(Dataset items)
## START
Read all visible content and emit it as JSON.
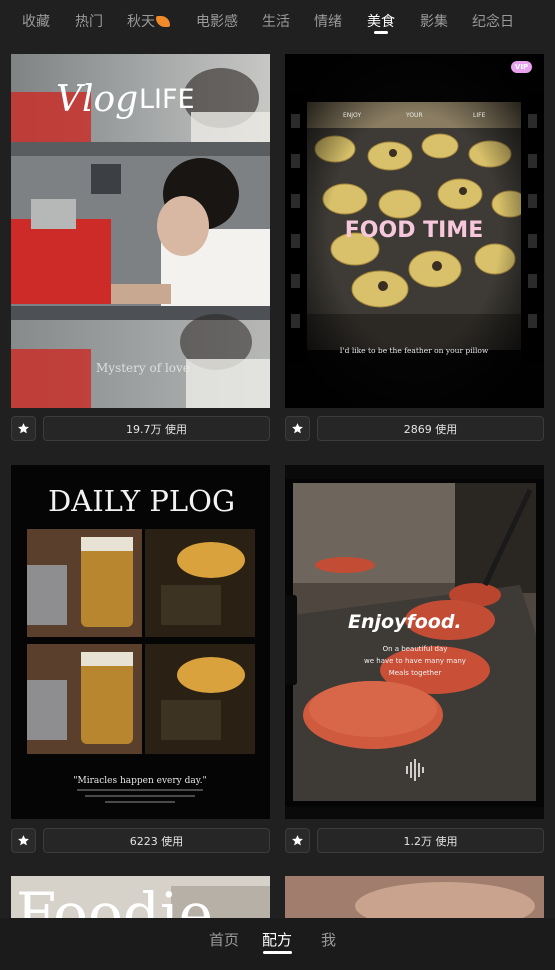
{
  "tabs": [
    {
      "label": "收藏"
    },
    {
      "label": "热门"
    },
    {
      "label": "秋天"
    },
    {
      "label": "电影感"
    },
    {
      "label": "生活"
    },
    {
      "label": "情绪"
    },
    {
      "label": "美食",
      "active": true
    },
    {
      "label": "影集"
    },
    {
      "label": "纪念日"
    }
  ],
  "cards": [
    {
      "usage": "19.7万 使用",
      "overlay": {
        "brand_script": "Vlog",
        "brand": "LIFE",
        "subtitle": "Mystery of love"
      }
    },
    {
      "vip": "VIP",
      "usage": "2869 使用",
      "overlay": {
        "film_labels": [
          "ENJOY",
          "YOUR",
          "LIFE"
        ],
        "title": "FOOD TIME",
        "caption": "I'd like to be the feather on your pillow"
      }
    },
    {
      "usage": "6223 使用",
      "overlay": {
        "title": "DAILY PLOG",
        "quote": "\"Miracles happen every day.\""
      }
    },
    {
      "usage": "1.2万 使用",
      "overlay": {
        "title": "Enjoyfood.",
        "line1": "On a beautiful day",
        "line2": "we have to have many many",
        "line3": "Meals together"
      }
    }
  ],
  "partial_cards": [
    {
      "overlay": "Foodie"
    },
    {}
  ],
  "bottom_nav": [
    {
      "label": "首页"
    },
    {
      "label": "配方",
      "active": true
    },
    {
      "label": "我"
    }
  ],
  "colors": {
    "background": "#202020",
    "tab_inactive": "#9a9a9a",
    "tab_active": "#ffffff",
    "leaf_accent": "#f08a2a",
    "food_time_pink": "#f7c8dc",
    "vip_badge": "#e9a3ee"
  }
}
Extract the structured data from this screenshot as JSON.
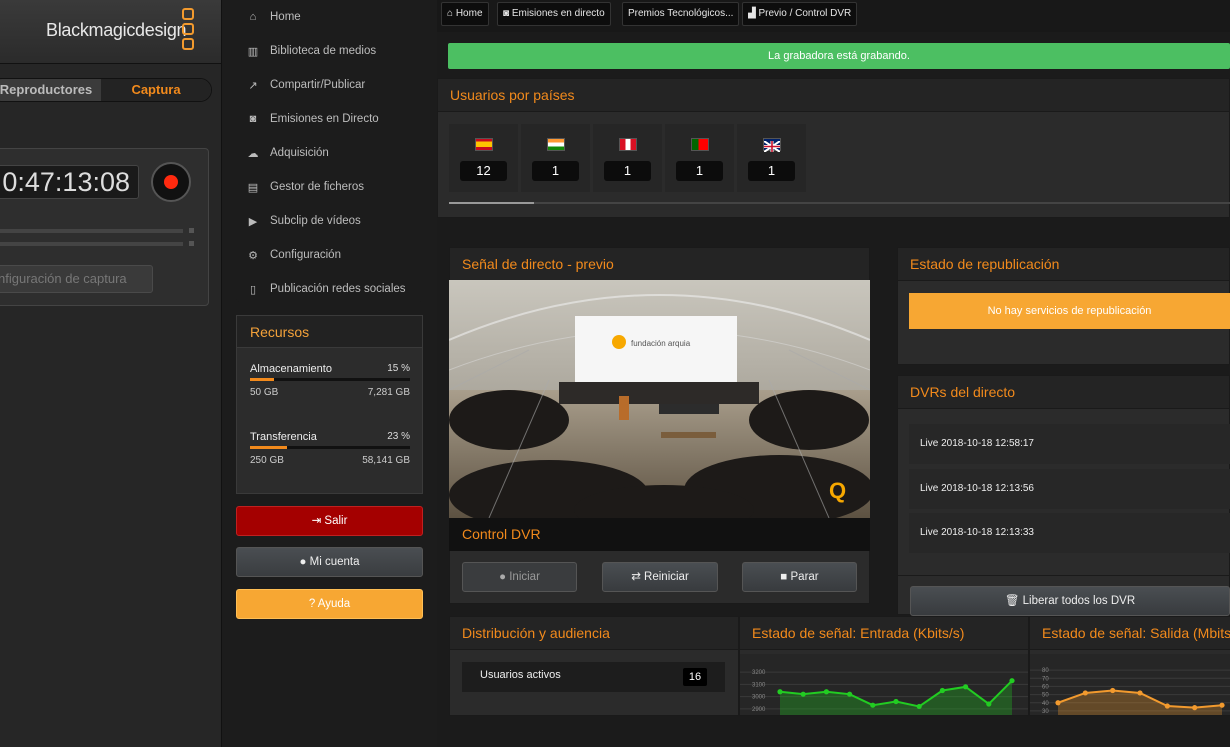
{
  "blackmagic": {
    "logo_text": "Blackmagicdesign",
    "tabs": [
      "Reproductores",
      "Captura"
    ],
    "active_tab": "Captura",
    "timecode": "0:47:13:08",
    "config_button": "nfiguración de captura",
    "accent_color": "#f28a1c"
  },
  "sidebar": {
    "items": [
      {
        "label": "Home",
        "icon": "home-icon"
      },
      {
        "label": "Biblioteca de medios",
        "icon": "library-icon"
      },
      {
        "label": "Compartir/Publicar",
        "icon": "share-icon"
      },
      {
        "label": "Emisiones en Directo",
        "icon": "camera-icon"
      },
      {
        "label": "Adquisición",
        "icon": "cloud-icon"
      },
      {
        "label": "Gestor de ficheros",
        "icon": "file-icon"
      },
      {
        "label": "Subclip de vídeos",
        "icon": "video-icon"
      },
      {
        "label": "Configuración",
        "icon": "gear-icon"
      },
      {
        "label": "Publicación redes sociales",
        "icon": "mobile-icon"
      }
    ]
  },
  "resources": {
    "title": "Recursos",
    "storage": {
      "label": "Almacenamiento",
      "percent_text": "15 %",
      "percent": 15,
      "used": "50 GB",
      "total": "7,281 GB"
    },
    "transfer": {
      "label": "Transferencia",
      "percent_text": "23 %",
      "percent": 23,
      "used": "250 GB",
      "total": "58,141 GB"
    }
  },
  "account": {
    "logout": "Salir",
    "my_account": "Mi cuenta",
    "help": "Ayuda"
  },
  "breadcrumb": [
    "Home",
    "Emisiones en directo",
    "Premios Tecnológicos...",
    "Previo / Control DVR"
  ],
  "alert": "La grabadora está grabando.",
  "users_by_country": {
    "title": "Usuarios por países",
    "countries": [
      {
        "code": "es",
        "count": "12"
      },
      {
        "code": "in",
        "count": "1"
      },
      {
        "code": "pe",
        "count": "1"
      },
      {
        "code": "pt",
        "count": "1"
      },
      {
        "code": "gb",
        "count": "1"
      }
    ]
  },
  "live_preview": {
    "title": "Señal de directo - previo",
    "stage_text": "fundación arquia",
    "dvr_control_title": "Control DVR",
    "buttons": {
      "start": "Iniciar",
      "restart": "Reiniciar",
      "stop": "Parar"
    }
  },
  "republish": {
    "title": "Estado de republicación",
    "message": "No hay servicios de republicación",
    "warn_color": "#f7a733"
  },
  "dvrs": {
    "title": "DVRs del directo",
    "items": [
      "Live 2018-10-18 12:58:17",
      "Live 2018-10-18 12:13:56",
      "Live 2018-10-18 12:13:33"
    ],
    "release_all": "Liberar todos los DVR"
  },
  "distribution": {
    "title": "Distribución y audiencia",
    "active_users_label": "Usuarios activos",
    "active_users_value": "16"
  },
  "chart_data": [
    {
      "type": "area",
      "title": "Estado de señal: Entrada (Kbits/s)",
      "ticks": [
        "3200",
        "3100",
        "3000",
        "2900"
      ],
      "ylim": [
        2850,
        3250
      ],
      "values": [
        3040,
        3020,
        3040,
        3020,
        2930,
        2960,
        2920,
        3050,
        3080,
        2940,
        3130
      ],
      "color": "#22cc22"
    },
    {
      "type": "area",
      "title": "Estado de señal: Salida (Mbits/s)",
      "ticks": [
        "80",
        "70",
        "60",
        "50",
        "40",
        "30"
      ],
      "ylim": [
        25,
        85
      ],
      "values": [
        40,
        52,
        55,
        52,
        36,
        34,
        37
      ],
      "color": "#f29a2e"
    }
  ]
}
## END
## START
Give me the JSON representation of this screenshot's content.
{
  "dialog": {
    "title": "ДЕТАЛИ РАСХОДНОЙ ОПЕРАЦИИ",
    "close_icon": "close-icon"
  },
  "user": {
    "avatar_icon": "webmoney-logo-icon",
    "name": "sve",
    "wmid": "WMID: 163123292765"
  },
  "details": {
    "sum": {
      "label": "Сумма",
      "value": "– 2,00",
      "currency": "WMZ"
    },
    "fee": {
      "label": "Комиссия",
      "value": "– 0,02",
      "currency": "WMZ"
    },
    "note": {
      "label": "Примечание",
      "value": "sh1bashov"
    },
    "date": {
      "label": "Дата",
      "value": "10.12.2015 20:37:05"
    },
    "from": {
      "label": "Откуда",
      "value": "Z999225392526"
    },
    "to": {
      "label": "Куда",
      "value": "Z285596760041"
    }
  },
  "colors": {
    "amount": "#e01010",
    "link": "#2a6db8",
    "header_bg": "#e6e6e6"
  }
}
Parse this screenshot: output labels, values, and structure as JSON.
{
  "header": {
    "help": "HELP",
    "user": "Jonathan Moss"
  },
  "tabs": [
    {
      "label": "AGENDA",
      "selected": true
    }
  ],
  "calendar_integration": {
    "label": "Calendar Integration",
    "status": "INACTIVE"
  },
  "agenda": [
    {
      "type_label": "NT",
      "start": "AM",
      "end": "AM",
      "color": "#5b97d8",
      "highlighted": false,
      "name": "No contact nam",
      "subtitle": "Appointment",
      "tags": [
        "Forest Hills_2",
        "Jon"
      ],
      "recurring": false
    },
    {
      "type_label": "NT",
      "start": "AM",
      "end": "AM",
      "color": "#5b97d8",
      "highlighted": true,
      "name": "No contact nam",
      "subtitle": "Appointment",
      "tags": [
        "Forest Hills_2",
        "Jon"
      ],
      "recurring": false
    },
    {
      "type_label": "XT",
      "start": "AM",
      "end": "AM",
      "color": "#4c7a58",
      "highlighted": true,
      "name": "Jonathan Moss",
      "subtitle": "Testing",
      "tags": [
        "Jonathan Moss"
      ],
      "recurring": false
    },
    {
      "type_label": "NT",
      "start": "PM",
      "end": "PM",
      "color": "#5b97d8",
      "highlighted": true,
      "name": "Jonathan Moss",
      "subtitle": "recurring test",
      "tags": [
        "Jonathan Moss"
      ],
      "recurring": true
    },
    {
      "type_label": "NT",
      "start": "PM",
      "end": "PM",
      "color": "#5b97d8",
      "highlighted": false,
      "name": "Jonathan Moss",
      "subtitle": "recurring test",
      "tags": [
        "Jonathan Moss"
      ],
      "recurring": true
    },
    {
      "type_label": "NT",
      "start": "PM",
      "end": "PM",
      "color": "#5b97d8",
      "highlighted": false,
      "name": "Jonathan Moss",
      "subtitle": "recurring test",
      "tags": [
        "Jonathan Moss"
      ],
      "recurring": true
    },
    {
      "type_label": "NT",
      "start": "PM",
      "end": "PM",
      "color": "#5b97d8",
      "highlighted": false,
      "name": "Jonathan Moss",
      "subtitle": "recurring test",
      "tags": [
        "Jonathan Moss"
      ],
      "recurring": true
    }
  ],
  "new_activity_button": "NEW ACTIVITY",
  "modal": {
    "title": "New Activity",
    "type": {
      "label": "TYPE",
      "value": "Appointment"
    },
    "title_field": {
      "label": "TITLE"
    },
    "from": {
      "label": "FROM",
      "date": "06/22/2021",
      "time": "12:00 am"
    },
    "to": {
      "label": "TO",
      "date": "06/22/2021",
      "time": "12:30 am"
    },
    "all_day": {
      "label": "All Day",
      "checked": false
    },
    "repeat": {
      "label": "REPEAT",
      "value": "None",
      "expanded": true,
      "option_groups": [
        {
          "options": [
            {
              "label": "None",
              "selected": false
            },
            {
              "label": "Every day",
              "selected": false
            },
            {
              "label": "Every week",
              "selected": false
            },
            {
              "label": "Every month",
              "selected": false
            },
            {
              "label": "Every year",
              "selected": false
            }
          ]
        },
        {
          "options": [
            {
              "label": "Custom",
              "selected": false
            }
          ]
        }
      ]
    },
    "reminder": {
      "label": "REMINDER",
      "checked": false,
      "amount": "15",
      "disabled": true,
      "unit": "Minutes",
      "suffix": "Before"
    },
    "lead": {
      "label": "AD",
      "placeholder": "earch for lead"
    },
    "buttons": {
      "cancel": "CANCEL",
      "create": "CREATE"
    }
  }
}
## END
## START
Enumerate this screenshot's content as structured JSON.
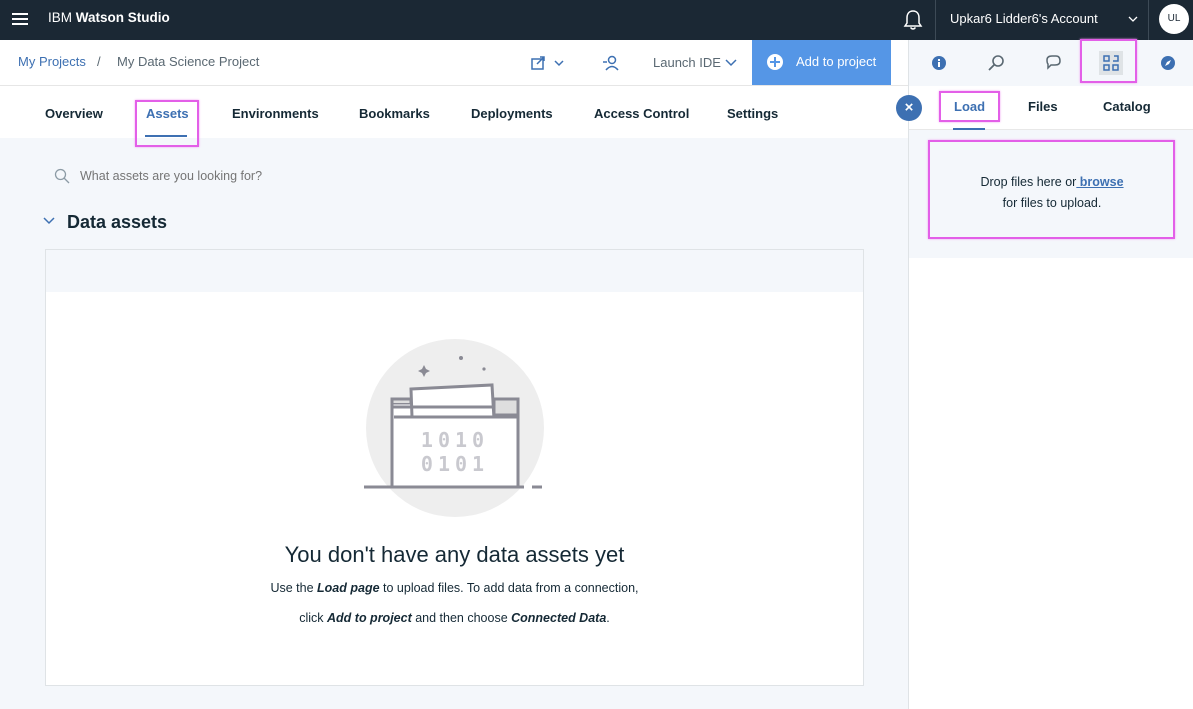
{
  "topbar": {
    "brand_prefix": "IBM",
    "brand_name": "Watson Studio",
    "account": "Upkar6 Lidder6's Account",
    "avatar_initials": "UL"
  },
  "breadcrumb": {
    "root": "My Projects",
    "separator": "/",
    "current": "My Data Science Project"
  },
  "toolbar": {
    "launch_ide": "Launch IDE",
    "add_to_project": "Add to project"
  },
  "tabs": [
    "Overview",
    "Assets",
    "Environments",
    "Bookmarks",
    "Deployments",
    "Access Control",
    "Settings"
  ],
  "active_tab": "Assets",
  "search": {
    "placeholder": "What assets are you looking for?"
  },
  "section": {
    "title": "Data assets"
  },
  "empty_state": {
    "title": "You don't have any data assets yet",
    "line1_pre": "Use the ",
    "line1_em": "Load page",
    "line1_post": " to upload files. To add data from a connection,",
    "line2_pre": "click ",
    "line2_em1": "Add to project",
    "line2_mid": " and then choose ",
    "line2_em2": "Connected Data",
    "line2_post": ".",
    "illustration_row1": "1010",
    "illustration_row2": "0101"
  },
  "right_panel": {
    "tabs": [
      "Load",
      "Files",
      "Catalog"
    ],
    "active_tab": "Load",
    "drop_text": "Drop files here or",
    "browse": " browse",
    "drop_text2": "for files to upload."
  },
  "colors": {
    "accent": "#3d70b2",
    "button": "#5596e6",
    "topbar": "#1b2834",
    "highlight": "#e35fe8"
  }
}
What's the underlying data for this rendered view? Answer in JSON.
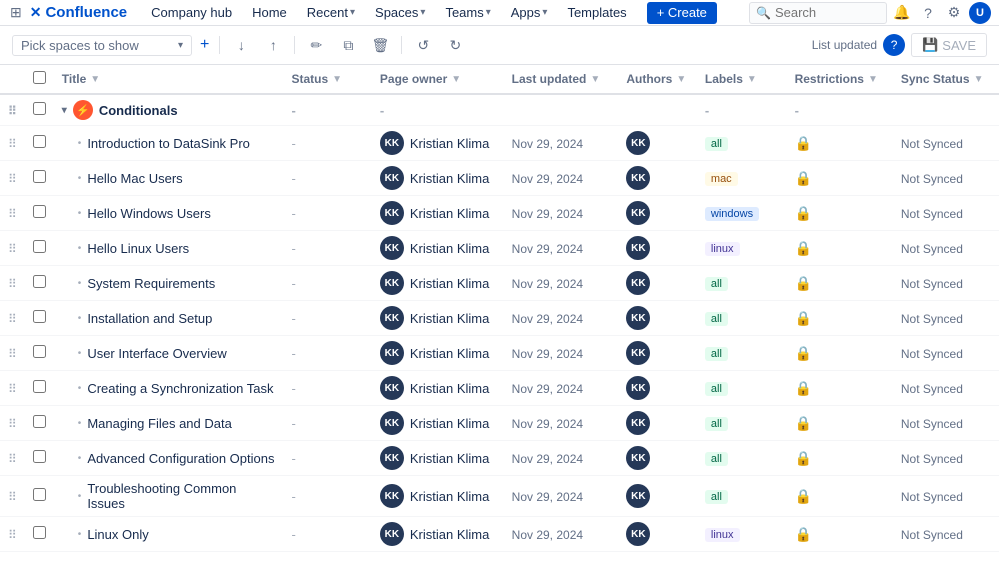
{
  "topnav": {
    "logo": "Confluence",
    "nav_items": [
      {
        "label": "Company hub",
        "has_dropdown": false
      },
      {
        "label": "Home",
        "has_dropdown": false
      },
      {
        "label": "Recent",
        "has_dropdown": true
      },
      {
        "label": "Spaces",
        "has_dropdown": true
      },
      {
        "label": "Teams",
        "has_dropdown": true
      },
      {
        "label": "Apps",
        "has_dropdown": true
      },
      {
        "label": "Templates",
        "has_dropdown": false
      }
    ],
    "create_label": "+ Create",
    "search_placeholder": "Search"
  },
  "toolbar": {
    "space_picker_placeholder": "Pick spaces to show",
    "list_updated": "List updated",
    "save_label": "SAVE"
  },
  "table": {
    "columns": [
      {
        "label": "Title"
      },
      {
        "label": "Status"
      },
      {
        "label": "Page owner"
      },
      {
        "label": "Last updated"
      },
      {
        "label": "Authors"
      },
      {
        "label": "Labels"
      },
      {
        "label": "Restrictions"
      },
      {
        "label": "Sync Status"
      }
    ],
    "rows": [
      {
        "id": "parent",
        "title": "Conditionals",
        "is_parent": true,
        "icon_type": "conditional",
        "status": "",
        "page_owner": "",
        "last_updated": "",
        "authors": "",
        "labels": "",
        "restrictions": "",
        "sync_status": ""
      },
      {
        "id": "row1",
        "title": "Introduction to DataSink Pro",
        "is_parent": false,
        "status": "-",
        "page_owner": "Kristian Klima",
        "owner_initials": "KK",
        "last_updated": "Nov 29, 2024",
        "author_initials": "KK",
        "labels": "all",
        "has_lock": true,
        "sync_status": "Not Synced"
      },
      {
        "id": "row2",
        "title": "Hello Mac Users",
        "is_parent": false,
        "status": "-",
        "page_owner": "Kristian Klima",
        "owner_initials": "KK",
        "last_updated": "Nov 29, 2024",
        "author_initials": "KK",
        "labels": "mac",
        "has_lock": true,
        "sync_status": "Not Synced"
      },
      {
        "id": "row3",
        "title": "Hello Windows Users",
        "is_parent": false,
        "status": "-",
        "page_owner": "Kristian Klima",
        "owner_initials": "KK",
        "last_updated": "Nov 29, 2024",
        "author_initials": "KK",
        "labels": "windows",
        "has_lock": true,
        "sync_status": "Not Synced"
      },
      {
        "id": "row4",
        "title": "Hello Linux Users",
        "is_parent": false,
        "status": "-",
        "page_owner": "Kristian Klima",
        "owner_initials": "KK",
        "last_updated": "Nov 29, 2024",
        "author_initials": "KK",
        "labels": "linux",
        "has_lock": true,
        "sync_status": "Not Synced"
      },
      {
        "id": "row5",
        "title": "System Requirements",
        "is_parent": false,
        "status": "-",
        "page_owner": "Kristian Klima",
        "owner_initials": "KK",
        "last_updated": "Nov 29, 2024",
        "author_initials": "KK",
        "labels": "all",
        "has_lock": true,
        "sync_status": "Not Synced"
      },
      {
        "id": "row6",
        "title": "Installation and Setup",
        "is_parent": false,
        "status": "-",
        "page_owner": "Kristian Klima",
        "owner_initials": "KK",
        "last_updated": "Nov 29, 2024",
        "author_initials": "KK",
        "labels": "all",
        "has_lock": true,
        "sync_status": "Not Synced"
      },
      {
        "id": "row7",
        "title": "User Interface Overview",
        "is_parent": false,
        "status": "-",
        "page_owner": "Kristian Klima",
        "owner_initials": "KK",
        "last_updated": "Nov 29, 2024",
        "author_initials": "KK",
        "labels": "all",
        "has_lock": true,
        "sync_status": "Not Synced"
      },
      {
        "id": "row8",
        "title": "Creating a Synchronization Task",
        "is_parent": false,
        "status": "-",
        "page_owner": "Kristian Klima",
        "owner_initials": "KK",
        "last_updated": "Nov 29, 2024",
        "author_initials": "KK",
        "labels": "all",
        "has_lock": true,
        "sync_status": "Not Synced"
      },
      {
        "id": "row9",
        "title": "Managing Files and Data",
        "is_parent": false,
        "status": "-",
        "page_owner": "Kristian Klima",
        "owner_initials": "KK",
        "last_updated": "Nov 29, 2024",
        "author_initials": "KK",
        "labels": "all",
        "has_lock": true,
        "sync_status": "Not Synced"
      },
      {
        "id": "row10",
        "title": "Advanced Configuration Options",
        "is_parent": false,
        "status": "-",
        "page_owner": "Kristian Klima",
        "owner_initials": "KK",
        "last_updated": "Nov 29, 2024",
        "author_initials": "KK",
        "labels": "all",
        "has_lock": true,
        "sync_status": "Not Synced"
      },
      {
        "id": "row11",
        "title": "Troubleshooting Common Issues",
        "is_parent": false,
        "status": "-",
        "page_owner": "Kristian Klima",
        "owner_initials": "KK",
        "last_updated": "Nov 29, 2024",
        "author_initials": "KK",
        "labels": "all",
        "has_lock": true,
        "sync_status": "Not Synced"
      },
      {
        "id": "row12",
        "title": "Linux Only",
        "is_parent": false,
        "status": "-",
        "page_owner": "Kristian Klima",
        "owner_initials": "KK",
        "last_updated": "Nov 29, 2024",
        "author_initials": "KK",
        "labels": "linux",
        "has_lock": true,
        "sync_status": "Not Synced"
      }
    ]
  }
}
## END
> _DIRECTION_: Keep only those lines of the records that hold "JSON", and return them.

> _ANSWER FOR THE TASK_:
Read all visible content and emit it as JSON.
Extract the structured data from this screenshot as JSON.
Give me the JSON representation of this screenshot's content.
Parse this screenshot: output labels, values, and structure as JSON.
Enumerate this screenshot's content as structured JSON.
What's the underlying data for this rendered view? Answer in JSON.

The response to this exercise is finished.